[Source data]
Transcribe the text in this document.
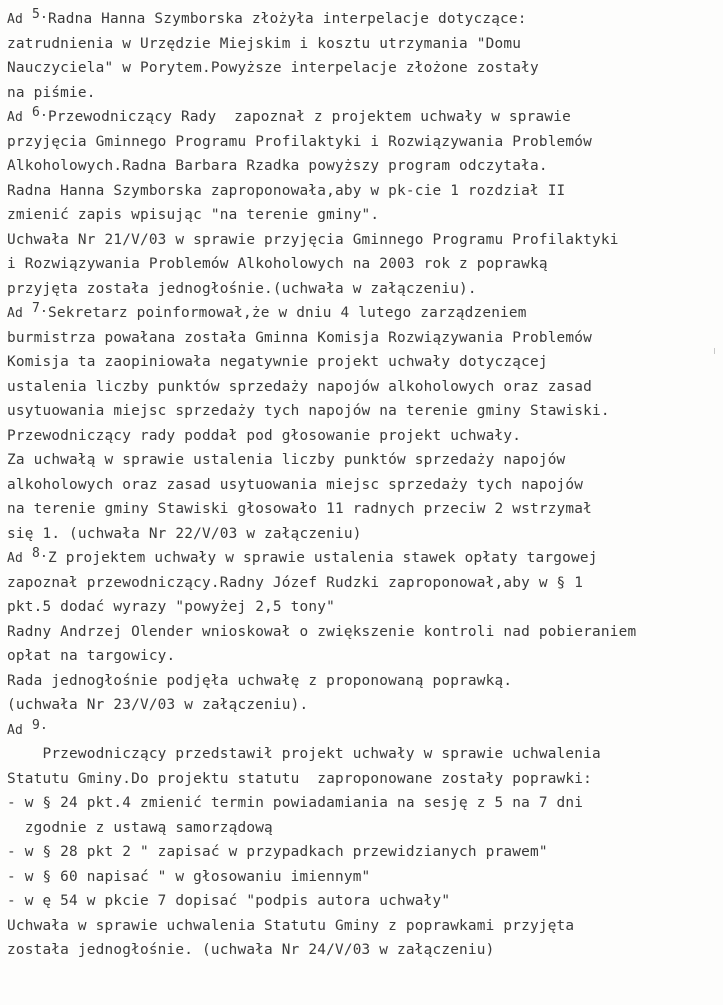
Ad 5.Radna Hanna Szymborska złożyła interpelacje dotyczące:
zatrudnienia w Urzędzie Miejskim i kosztu utrzymania "Domu
Nauczyciela" w Porytem.Powyższe interpelacje złożone zostały
na piśmie.
Ad 6.Przewodniczący Rady  zapoznał z projektem uchwały w sprawie
przyjęcia Gminnego Programu Profilaktyki i Rozwiązywania Problemów
Alkoholowych.Radna Barbara Rzadka powyższy program odczytała.
Radna Hanna Szymborska zaproponowała,aby w pk-cie 1 rozdział II
zmienić zapis wpisując "na terenie gminy".
Uchwała Nr 21/V/03 w sprawie przyjęcia Gminnego Programu Profilaktyki
i Rozwiązywania Problemów Alkoholowych na 2003 rok z poprawką
przyjęta została jednogłośnie.(uchwała w załączeniu).
Ad 7.Sekretarz poinformował,że w dniu 4 lutego zarządzeniem
burmistrza powałana została Gminna Komisja Rozwiązywania Problemów
Komisja ta zaopiniowała negatywnie projekt uchwały dotyczącej
ustalenia liczby punktów sprzedaży napojów alkoholowych oraz zasad
usytuowania miejsc sprzedaży tych napojów na terenie gminy Stawiski.
Przewodniczący rady poddał pod głosowanie projekt uchwały.
Za uchwałą w sprawie ustalenia liczby punktów sprzedaży napojów
alkoholowych oraz zasad usytuowania miejsc sprzedaży tych napojów
na terenie gminy Stawiski głosowało 11 radnych przeciw 2 wstrzymał
się 1. (uchwała Nr 22/V/03 w załączeniu)
Ad 8.Z projektem uchwały w sprawie ustalenia stawek opłaty targowej
zapoznał przewodniczący.Radny Józef Rudzki zaproponował,aby w § 1
pkt.5 dodać wyrazy "powyżej 2,5 tony"
Radny Andrzej Olender wnioskował o zwiększenie kontroli nad pobieraniem
opłat na targowicy.
Rada jednogłośnie podjęła uchwałę z proponowaną poprawką.
(uchwała Nr 23/V/03 w załączeniu).
Ad 9.
Przewodniczący przedstawił projekt uchwały w sprawie uchwalenia
Statutu Gminy.Do projektu statutu  zaproponowane zostały poprawki:
- w § 24 pkt.4 zmienić termin powiadamiania na sesję z 5 na 7 dni
zgodnie z ustawą samorządową
- w § 28 pkt 2 " zapisać w przypadkach przewidzianych prawem"
- w § 60 napisać " w głosowaniu imiennym"
- w ę 54 w pkcie 7 dopisać "podpis autora uchwały"
Uchwała w sprawie uchwalenia Statutu Gminy z poprawkami przyjęta
została jednogłośnie. (uchwała Nr 24/V/03 w załączeniu)
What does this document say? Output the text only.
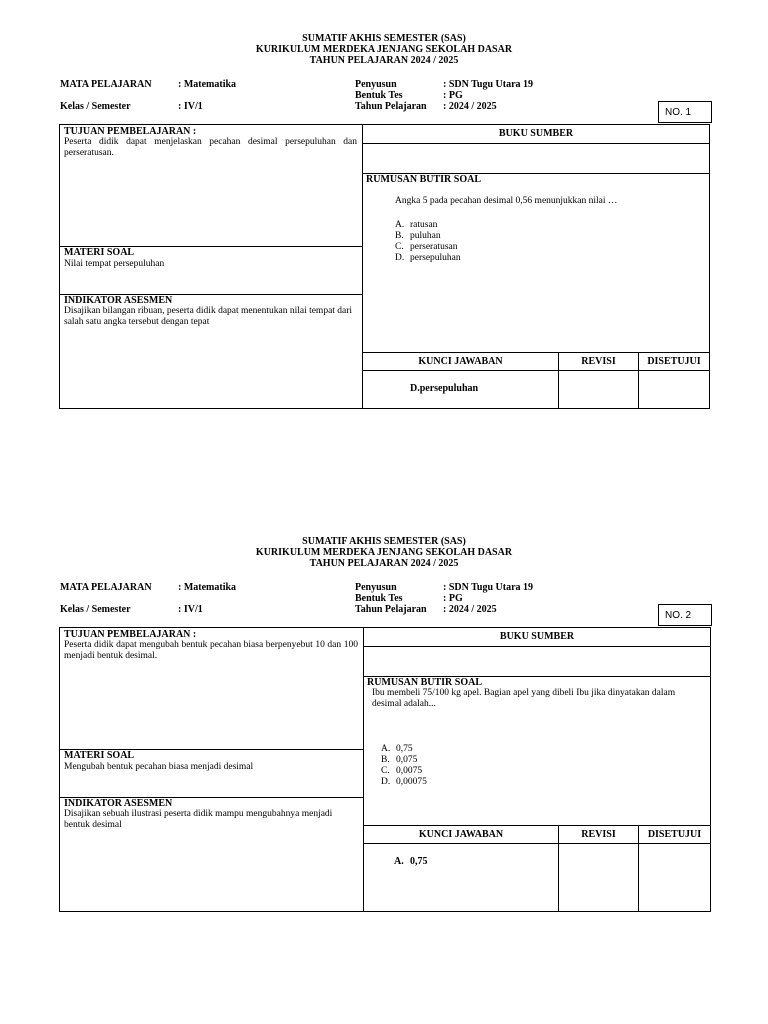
SUMATIF AKHIS SEMESTER (SAS)
KURIKULUM MERDEKA JENJANG SEKOLAH DASAR
TAHUN PELAJARAN 2024 / 2025
MATA PELAJARAN	: Matematika
Kelas / Semester	: IV/1
Penyusun	: SDN Tugu Utara 19
Bentuk Tes	: PG
Tahun Pelajaran : 2024 / 2025
NO. 1
TUJUAN PEMBELAJARAN :
Peserta didik dapat menjelaskan pecahan desimal persepuluhan dan perseratusan.
MATERI SOAL
Nilai tempat persepuluhan
INDIKATOR ASESMEN
Disajikan bilangan ribuan, peserta didik dapat menentukan nilai tempat dari salah satu angka tersebut dengan tepat
BUKU SUMBER
RUMUSAN BUTIR SOAL
Angka 5 pada pecahan desimal 0,56 menunjukkan nilai …
A. ratusan
B. puluhan
C. perseratusan
D. persepuluhan
KUNCI JAWABAN	REVISI	DISETUJUI
D.persepuluhan
SUMATIF AKHIS SEMESTER (SAS)
KURIKULUM MERDEKA JENJANG SEKOLAH DASAR
TAHUN PELAJARAN 2024 / 2025
MATA PELAJARAN	: Matematika
Kelas / Semester	: IV/1
Penyusun	: SDN Tugu Utara 19
Bentuk Tes	: PG
Tahun Pelajaran : 2024 / 2025
NO. 2
TUJUAN PEMBELAJARAN :
Peserta didik dapat mengubah bentuk pecahan biasa berpenyebut 10 dan 100 menjadi bentuk desimal.
MATERI SOAL
Mengubah bentuk pecahan biasa menjadi desimal
INDIKATOR ASESMEN
Disajikan sebuah ilustrasi peserta didik mampu mengubahnya menjadi bentuk desimal
BUKU SUMBER
RUMUSAN BUTIR SOAL
Ibu membeli 75/100 kg apel. Bagian apel yang dibeli Ibu jika dinyatakan dalam desimal adalah...
A. 0,75
B. 0,075
C. 0,0075
D. 0,00075
KUNCI JAWABAN	REVISI	DISETUJUI
A. 0,75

● PROBLEM TO WORK ON: The material above holds pictures; copy everything else in it exactly.

● EXERCISE ANSWER:
Transcribe the text in this document.
Ad 5.Radna Hanna Szymborska złożyła interpelacje dotyczące:
zatrudnienia w Urzędzie Miejskim i kosztu utrzymania "Domu
Nauczyciela" w Porytem.Powyższe interpelacje złożone zostały
na piśmie.
Ad 6.Przewodniczący Rady  zapoznał z projektem uchwały w sprawie
przyjęcia Gminnego Programu Profilaktyki i Rozwiązywania Problemów
Alkoholowych.Radna Barbara Rzadka powyższy program odczytała.
Radna Hanna Szymborska zaproponowała,aby w pk-cie 1 rozdział II
zmienić zapis wpisując "na terenie gminy".
Uchwała Nr 21/V/03 w sprawie przyjęcia Gminnego Programu Profilaktyki
i Rozwiązywania Problemów Alkoholowych na 2003 rok z poprawką
przyjęta została jednogłośnie.(uchwała w załączeniu).
Ad 7.Sekretarz poinformował,że w dniu 4 lutego zarządzeniem
burmistrza powałana została Gminna Komisja Rozwiązywania Problemów
Komisja ta zaopiniowała negatywnie projekt uchwały dotyczącej
ustalenia liczby punktów sprzedaży napojów alkoholowych oraz zasad
usytuowania miejsc sprzedaży tych napojów na terenie gminy Stawiski.
Przewodniczący rady poddał pod głosowanie projekt uchwały.
Za uchwałą w sprawie ustalenia liczby punktów sprzedaży napojów
alkoholowych oraz zasad usytuowania miejsc sprzedaży tych napojów
na terenie gminy Stawiski głosowało 11 radnych przeciw 2 wstrzymał
się 1. (uchwała Nr 22/V/03 w załączeniu)
Ad 8.Z projektem uchwały w sprawie ustalenia stawek opłaty targowej
zapoznał przewodniczący.Radny Józef Rudzki zaproponował,aby w § 1
pkt.5 dodać wyrazy "powyżej 2,5 tony"
Radny Andrzej Olender wnioskował o zwiększenie kontroli nad pobieraniem
opłat na targowicy.
Rada jednogłośnie podjęła uchwałę z proponowaną poprawką.
(uchwała Nr 23/V/03 w załączeniu).
Ad 9.
Przewodniczący przedstawił projekt uchwały w sprawie uchwalenia
Statutu Gminy.Do projektu statutu  zaproponowane zostały poprawki:
- w § 24 pkt.4 zmienić termin powiadamiania na sesję z 5 na 7 dni
zgodnie z ustawą samorządową
- w § 28 pkt 2 " zapisać w przypadkach przewidzianych prawem"
- w § 60 napisać " w głosowaniu imiennym"
- w ę 54 w pkcie 7 dopisać "podpis autora uchwały"
Uchwała w sprawie uchwalenia Statutu Gminy z poprawkami przyjęta
została jednogłośnie. (uchwała Nr 24/V/03 w załączeniu)
What does this document say? Output the text only.
SUMATIF AKHIS SEMESTER (SAS)
KURIKULUM MERDEKA JENJANG SEKOLAH DASAR
TAHUN PELAJARAN 2024 / 2025
MATA PELAJARAN	: Matematika
Kelas / Semester	: IV/1
Penyusun	: SDN Tugu Utara 19
Bentuk Tes	: PG
Tahun Pelajaran : 2024 / 2025
NO. 1
TUJUAN PEMBELAJARAN :
Peserta didik dapat menjelaskan pecahan desimal persepuluhan dan perseratusan.
MATERI SOAL
Nilai tempat persepuluhan
INDIKATOR ASESMEN
Disajikan bilangan ribuan, peserta didik dapat menentukan nilai tempat dari salah satu angka tersebut dengan tepat
BUKU SUMBER
RUMUSAN BUTIR SOAL
Angka 5 pada pecahan desimal 0,56 menunjukkan nilai …
A. ratusan
B. puluhan
C. perseratusan
D. persepuluhan
KUNCI JAWABAN	REVISI	DISETUJUI
D.persepuluhan
SUMATIF AKHIS SEMESTER (SAS)
KURIKULUM MERDEKA JENJANG SEKOLAH DASAR
TAHUN PELAJARAN 2024 / 2025
MATA PELAJARAN	: Matematika
Kelas / Semester	: IV/1
Penyusun	: SDN Tugu Utara 19
Bentuk Tes	: PG
Tahun Pelajaran : 2024 / 2025
NO. 2
TUJUAN PEMBELAJARAN :
Peserta didik dapat mengubah bentuk pecahan biasa berpenyebut 10 dan 100 menjadi bentuk desimal.
MATERI SOAL
Mengubah bentuk pecahan biasa menjadi desimal
INDIKATOR ASESMEN
Disajikan sebuah ilustrasi peserta didik mampu mengubahnya menjadi bentuk desimal
BUKU SUMBER
RUMUSAN BUTIR SOAL
Ibu membeli 75/100 kg apel. Bagian apel yang dibeli Ibu jika dinyatakan dalam desimal adalah...
A. 0,75
B. 0,075
C. 0,0075
D. 0,00075
KUNCI JAWABAN	REVISI	DISETUJUI
A. 0,75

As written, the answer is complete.